DESCRIPTION OF THE TASK: Pull out every line from the listing that has the word "JSON".

Figure content listings:
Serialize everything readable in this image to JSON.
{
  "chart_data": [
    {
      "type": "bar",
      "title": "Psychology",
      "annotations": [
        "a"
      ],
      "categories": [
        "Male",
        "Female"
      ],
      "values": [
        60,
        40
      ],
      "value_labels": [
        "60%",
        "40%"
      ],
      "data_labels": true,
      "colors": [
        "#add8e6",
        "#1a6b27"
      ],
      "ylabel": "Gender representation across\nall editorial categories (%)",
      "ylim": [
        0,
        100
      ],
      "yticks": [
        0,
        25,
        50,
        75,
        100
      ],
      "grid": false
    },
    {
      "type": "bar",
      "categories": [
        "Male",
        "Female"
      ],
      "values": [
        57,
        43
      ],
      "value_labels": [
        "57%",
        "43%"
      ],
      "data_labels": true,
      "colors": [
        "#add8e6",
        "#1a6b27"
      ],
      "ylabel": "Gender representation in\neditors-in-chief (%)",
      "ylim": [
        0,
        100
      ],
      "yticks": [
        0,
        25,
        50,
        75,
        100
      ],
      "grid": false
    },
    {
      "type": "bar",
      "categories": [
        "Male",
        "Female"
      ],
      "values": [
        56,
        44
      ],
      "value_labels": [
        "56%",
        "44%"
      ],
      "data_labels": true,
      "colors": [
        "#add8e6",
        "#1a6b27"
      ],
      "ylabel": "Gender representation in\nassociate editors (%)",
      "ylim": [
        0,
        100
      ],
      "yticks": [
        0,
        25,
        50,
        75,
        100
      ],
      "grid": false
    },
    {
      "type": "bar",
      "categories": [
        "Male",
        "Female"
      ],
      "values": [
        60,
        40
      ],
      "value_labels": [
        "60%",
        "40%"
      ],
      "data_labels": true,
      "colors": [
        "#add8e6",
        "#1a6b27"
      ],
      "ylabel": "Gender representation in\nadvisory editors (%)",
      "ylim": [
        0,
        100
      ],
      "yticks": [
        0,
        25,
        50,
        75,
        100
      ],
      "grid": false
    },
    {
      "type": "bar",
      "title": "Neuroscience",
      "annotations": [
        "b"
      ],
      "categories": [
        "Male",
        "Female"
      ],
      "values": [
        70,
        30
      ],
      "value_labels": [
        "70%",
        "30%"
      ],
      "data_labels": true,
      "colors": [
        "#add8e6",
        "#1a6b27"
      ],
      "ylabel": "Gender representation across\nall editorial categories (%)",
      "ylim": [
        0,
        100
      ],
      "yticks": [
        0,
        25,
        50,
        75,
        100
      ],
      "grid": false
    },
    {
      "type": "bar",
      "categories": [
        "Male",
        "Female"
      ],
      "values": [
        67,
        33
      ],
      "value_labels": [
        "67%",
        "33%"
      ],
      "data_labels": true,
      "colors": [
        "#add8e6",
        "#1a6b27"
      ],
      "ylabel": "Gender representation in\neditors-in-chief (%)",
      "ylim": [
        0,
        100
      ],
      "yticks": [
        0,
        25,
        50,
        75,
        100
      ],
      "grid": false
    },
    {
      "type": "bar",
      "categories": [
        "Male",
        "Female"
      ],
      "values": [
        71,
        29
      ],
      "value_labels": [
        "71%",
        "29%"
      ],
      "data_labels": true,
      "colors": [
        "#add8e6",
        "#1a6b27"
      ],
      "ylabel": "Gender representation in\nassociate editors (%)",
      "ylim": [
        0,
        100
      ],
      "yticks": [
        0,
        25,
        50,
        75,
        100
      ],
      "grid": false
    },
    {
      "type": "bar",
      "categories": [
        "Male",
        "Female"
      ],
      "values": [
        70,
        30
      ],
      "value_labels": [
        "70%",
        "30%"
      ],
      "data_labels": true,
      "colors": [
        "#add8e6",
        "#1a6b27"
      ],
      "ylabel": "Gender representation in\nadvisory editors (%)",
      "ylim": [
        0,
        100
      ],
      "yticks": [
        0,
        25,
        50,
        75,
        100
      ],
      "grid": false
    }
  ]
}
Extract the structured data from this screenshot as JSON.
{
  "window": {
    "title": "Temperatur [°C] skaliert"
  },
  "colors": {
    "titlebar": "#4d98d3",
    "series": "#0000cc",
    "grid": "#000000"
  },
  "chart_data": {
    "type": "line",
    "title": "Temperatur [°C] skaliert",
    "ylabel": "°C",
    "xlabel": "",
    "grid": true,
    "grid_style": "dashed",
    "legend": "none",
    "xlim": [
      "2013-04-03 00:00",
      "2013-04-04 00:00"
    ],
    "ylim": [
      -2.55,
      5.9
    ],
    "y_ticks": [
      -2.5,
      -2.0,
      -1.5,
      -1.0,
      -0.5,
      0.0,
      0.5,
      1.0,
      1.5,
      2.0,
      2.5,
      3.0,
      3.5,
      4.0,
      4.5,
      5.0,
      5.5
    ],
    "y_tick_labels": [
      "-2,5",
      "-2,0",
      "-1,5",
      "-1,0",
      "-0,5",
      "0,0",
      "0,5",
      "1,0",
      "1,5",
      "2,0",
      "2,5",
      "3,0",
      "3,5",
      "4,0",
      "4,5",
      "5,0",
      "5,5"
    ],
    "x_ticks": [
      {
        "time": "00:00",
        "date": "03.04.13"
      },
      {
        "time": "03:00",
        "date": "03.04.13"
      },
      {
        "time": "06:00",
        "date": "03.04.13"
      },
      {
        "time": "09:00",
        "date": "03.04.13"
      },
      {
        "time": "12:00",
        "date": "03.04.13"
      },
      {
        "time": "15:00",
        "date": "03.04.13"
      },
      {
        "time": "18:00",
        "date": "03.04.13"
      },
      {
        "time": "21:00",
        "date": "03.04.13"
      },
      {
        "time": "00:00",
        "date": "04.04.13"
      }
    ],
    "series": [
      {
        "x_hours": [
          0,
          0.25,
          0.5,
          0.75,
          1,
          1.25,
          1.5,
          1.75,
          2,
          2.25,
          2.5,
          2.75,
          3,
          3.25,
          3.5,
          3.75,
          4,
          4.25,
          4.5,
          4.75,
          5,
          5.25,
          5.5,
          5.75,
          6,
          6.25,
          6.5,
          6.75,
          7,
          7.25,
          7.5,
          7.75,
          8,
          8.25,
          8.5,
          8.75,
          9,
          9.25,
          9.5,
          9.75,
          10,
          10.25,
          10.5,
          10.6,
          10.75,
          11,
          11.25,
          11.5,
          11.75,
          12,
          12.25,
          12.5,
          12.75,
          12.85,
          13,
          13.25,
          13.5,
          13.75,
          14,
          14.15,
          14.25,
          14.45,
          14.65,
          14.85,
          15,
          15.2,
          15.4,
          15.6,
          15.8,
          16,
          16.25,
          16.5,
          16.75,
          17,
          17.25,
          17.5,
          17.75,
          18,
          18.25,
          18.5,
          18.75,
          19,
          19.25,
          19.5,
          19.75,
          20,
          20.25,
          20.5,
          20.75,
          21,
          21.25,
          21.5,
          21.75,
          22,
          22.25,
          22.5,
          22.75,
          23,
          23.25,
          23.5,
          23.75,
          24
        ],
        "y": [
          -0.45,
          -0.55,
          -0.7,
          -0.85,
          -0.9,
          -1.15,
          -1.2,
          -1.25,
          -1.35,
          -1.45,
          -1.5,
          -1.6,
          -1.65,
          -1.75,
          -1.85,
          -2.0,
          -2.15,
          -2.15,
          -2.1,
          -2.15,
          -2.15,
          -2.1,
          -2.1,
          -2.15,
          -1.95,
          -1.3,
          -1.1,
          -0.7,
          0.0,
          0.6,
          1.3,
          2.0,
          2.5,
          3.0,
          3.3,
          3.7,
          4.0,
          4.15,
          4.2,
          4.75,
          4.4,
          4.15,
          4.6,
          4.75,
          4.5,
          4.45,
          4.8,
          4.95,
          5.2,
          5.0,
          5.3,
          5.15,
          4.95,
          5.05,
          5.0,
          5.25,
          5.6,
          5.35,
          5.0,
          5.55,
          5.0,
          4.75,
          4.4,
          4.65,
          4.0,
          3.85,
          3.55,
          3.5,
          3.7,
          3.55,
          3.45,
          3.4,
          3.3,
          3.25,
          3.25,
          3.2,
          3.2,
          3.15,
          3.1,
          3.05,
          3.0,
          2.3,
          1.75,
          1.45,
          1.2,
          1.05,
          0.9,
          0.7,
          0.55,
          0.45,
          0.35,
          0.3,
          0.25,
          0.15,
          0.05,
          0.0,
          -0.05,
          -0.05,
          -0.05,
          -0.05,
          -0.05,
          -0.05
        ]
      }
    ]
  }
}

ANSWER FOR THIS EXERCISE:
Serialize everything readable in this image to JSON.
Extract the structured data from this screenshot as JSON.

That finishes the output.